- FRAGMENTO:
⁂

Un informe de la UBA y el Conicet reveló que el Salario Mínimo, Vital y Móvil perdió 39,3% de su poder adquisitivo desde noviembre de 2023.

El Salario Mínimo, Vital y Móvil (SMVM), fijado en $367.800 para junio de 2026 por la resolución 9/2025, perdió gran parte de su capacidad de compra y actualmente se ubica por debajo de los niveles registrados a comienzos de siglo. Así lo reveló un informe elaborado por el Centro de Estudios de Historia Económica Argentina y Latinoamericana (CEHEAL), dependiente de la Facultad de Ciencias Económicas de la Universidad de Buenos Aires (UBA), en conjunto con investigadores del Conicet.
De acuerdo con el trabajo, el salario mínimo vigente representa apenas un tercio del valor máximo histórico alcanzado en septiembre de 2011, cuando registró su mayor poder adquisitivo. Además, entre noviembre de 2023 y abril de 2026 acumuló una caída real del 39,3%, producto de una evolución de los ingresos muy por debajo del avance de los precios.
El poder de compra del salario mínimo hoy
El estudio sostiene que para recuperar el poder de compra que tuvo en distintos momentos de la historia reciente, el salario mínimo debería ubicarse actualmente entre $1.509.000 y $1.838.000 mensuales. Es decir, el monto fijado para junio debería multiplicarse por más de cuatro para alcanzar esos niveles.

⁂

- DATOS PROPORCIONADOS:
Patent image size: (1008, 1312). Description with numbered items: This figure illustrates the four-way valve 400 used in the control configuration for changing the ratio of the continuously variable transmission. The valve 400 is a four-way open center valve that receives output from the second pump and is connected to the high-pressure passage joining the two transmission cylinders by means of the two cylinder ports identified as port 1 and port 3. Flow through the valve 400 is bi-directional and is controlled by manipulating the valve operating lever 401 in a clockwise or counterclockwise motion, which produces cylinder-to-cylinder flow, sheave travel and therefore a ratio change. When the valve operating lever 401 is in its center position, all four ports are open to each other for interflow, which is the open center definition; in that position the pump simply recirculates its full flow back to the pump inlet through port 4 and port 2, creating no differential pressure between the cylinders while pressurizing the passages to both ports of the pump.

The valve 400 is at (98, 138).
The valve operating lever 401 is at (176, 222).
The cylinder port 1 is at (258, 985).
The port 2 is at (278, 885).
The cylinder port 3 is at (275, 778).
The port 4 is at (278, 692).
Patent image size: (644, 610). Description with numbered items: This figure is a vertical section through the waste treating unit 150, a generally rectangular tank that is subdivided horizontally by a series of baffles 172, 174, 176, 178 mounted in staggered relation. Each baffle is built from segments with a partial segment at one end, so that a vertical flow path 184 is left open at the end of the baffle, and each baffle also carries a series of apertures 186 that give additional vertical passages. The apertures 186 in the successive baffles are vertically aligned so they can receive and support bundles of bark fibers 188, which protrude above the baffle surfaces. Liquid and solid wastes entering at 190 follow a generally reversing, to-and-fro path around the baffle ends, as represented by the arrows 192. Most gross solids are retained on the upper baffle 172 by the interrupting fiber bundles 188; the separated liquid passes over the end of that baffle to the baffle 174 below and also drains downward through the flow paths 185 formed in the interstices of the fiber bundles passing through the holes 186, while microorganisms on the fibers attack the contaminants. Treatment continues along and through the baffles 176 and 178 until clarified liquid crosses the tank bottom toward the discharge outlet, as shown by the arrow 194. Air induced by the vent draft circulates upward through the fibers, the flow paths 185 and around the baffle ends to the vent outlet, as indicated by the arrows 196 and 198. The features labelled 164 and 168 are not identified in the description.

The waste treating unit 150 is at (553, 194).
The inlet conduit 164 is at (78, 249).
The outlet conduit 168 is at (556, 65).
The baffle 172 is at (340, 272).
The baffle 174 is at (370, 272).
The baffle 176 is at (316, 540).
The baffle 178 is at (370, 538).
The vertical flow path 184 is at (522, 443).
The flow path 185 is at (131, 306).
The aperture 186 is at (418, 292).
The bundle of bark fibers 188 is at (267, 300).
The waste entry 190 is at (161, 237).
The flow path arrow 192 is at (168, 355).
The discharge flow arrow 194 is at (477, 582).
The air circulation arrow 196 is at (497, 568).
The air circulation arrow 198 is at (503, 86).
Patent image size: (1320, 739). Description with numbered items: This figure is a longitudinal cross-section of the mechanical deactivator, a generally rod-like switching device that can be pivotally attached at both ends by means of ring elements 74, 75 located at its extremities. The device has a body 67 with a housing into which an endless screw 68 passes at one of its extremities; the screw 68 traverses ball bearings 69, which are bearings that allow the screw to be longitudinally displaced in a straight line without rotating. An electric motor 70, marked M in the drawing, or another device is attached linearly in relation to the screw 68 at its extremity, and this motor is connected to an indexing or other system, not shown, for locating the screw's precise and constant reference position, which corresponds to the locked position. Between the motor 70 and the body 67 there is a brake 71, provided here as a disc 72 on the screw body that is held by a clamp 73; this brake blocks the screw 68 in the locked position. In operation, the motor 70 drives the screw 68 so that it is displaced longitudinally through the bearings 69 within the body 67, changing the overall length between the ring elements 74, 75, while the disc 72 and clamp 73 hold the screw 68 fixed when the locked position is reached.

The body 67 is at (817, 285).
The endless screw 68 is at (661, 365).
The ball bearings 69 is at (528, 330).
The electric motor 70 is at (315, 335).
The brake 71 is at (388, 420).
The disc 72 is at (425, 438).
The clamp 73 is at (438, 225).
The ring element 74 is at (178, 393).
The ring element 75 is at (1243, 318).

⁂

- COMPRUEBA TU COMPRENSIÓN:
A - Según el fragmento sobre el salario mínimo, ¿en qué mes y año tuvo el salario mínimo su mayor poder adquisitivo?
B - Indica si cada afirmación coincide con el fragmento sobre el salario mínimo y cita las palabras del texto que lo deciden:
(i) El salario mínimo para junio de 2026 quedó fijado en $367.800.
(ii) La UBA hizo el informe sola, sin nadie más.
(iii) Entre noviembre de 2023 y abril de 2026 el salario mínimo ganó poder de compra.
C - Continúa el fragmento sobre el salario mínimo desde donde termina.

- RESPUESTAS POR NÚMERO:
A - En septiembre de 2011.

B -
(i) Sí: "fijado en $367.800 para junio de 2026".
(ii) No: "en conjunto con investigadores del Conicet".
(iii) No: "acumuló una caída real del 39,3%".

C -
La brecha también se observa al comparar el ingreso mínimo con los indicadores oficiales de pobreza. Según los últimos datos del Indec, una familia tipo necesitó en abril ingresos por $1.469.768 para no ser considerada pobre. En ese contexto, el salario mínimo actual cubre apenas una cuarta parte de esa canasta.+

Incluso frente a la Canasta Básica Alimentaria, que determina la línea de indigencia, la situación resulta ajustada. El organismo estadístico calculó que una persona necesitó $215.228 en abril para cubrir sus necesidades alimentarias básicas. De esta manera, el SMVM alcanza para superar la línea de indigencia de un adulto, pero queda muy lejos de garantizar las condiciones de vida que la legislación argentina atribuye al salario mínimo.
Los investigadores señalaron que el deterioro acumulado del ingreso mínimo constituye uno de los principales indicadores de la pérdida de poder adquisitivo de los sectores de menores ingresos y refleja el impacto de la inflación sobre los salarios más bajos de la economía.